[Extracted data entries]
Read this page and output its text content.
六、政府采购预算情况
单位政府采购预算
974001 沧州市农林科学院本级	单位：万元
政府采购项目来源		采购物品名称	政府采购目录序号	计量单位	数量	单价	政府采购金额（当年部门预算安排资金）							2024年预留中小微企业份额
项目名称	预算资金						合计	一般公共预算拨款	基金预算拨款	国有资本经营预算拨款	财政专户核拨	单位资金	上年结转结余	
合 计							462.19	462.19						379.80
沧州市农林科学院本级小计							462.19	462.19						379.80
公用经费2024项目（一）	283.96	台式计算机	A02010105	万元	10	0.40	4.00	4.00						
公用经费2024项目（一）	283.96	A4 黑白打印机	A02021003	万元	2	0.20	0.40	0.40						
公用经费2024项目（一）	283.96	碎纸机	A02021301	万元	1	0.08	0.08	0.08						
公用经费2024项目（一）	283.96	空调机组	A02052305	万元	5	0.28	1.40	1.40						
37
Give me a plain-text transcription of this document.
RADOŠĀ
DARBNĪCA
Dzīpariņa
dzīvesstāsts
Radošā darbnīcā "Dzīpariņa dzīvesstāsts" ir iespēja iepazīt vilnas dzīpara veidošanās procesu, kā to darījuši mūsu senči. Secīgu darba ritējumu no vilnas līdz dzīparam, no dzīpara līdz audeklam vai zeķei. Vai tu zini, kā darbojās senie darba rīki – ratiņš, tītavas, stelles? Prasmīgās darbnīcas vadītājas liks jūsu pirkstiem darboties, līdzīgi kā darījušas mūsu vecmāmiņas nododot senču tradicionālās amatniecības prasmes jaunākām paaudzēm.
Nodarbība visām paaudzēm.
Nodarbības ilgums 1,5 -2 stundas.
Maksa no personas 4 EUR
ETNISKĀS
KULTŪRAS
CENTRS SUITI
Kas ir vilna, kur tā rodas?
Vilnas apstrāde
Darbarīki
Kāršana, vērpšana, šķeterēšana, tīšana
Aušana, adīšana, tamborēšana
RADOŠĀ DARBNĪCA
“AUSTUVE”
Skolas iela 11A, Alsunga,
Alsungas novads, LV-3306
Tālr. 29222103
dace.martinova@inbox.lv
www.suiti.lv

* _Work instructions_
In the listing above, find the line containing "Give me a plain-text", then reproduce it and each line after it through the end, exactly and with nothing added.

* _Solution for this task_
Give me a plain-text transcription of this document.
RADOŠĀ
DARBNĪCA
Dzīpariņa
dzīvesstāsts
Radošā darbnīcā "Dzīpariņa dzīvesstāsts" ir iespēja iepazīt vilnas dzīpara veidošanās procesu, kā to darījuši mūsu senči. Secīgu darba ritējumu no vilnas līdz dzīparam, no dzīpara līdz audeklam vai zeķei. Vai tu zini, kā darbojās senie darba rīki – ratiņš, tītavas, stelles? Prasmīgās darbnīcas vadītājas liks jūsu pirkstiem darboties, līdzīgi kā darījušas mūsu vecmāmiņas nododot senču tradicionālās amatniecības prasmes jaunākām paaudzēm.
Nodarbība visām paaudzēm.
Nodarbības ilgums 1,5 -2 stundas.
Maksa no personas 4 EUR
ETNISKĀS
KULTŪRAS
CENTRS SUITI
Kas ir vilna, kur tā rodas?
Vilnas apstrāde
Darbarīki
Kāršana, vērpšana, šķeterēšana, tīšana
Aušana, adīšana, tamborēšana
RADOŠĀ DARBNĪCA
“AUSTUVE”
Skolas iela 11A, Alsunga,
Alsungas novads, LV-3306
Tālr. 29222103
dace.martinova@inbox.lv
www.suiti.lv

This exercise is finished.